DIRECTIONS FOR THIS TASK –
Reproduce the data exactly.

[Items from a figure collection]
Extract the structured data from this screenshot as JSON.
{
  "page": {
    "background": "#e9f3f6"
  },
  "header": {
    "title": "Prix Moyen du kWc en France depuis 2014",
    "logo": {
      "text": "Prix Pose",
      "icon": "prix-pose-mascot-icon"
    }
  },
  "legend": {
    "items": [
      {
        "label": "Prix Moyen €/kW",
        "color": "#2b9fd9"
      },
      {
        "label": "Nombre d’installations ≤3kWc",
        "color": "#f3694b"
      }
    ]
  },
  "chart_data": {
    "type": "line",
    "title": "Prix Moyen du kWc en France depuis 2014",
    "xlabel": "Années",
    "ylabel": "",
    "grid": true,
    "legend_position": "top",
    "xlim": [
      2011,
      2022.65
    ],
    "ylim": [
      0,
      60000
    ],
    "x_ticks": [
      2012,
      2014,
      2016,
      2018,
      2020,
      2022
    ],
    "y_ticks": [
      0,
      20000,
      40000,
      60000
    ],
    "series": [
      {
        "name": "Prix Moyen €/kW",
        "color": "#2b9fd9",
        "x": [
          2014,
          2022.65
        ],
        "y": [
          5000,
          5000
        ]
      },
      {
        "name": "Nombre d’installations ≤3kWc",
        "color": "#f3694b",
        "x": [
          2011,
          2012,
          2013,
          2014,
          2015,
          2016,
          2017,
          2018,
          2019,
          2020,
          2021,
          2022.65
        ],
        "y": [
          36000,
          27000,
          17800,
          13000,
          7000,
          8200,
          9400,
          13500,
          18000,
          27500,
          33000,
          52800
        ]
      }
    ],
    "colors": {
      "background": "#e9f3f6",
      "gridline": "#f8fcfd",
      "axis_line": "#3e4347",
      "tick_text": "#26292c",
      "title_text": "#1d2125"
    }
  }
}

WRITTEN RESPONSE –
Extract the structured data from this screenshot as JSON.
{
  "page": {
    "background": "#e9f3f6"
  },
  "header": {
    "title": "Prix Moyen du kWc en France depuis 2014",
    "logo": {
      "text": "Prix Pose",
      "icon": "prix-pose-mascot-icon"
    }
  },
  "legend": {
    "items": [
      {
        "label": "Prix Moyen €/kW",
        "color": "#2b9fd9"
      },
      {
        "label": "Nombre d’installations ≤3kWc",
        "color": "#f3694b"
      }
    ]
  },
  "chart_data": {
    "type": "line",
    "title": "Prix Moyen du kWc en France depuis 2014",
    "xlabel": "Années",
    "ylabel": "",
    "grid": true,
    "legend_position": "top",
    "xlim": [
      2011,
      2022.65
    ],
    "ylim": [
      0,
      60000
    ],
    "x_ticks": [
      2012,
      2014,
      2016,
      2018,
      2020,
      2022
    ],
    "y_ticks": [
      0,
      20000,
      40000,
      60000
    ],
    "series": [
      {
        "name": "Prix Moyen €/kW",
        "color": "#2b9fd9",
        "x": [
          2014,
          2022.65
        ],
        "y": [
          5000,
          5000
        ]
      },
      {
        "name": "Nombre d’installations ≤3kWc",
        "color": "#f3694b",
        "x": [
          2011,
          2012,
          2013,
          2014,
          2015,
          2016,
          2017,
          2018,
          2019,
          2020,
          2021,
          2022.65
        ],
        "y": [
          36000,
          27000,
          17800,
          13000,
          7000,
          8200,
          9400,
          13500,
          18000,
          27500,
          33000,
          52800
        ]
      }
    ],
    "colors": {
      "background": "#e9f3f6",
      "gridline": "#f8fcfd",
      "axis_line": "#3e4347",
      "tick_text": "#26292c",
      "title_text": "#1d2125"
    }
  }
}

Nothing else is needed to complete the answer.